*** Opening of Data to process ***
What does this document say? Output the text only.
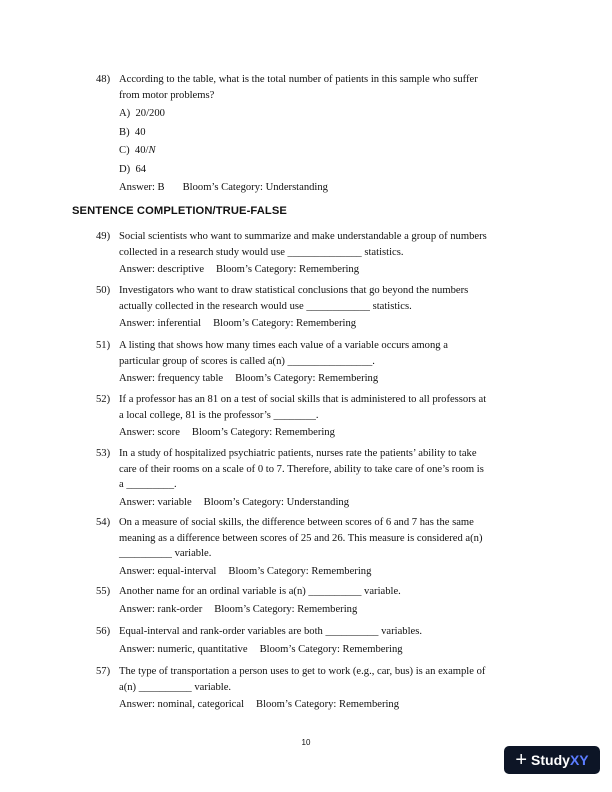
48) According to the table, what is the total number of patients in this sample who suffer
from motor problems?
A) 20/200
B) 40
C) 40/N
D) 64
Answer: B Bloom’s Category: Understanding
SENTENCE COMPLETION/TRUE-FALSE
49) Social scientists who want to summarize and make understandable a group of numbers
collected in a research study would use ______________ statistics.
Answer: descriptive Bloom’s Category: Remembering
50) Investigators who want to draw statistical conclusions that go beyond the numbers
actually collected in the research would use ____________ statistics.
Answer: inferential Bloom’s Category: Remembering
51) A listing that shows how many times each value of a variable occurs among a
particular group of scores is called a(n) ________________.
Answer: frequency table Bloom’s Category: Remembering
52) If a professor has an 81 on a test of social skills that is administered to all professors at
a local college, 81 is the professor’s ________.
Answer: score Bloom’s Category: Remembering
53) In a study of hospitalized psychiatric patients, nurses rate the patients’ ability to take
care of their rooms on a scale of 0 to 7. Therefore, ability to take care of one’s room is
a _________.
Answer: variable Bloom’s Category: Understanding
54) On a measure of social skills, the difference between scores of 6 and 7 has the same
meaning as a difference between scores of 25 and 26. This measure is considered a(n)
__________ variable.
Answer: equal-interval Bloom’s Category: Remembering
55) Another name for an ordinal variable is a(n) __________ variable.
Answer: rank-order Bloom’s Category: Remembering
56) Equal-interval and rank-order variables are both __________ variables.
Answer: numeric, quantitative Bloom’s Category: Remembering
57) The type of transportation a person uses to get to work (e.g., car, bus) is an example of
a(n) __________ variable.
Answer: nominal, categorical Bloom’s Category: Remembering
10
+ Study XY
*** Close of Data to process ***
§ Task brief
Would you copy out each line of the records above where the word "difference" occurs?

§ Answer to this exercise
54) On a measure of social skills, the difference between scores of 6 and 7 has the same
meaning as a difference between scores of 25 and 26. This measure is considered a(n)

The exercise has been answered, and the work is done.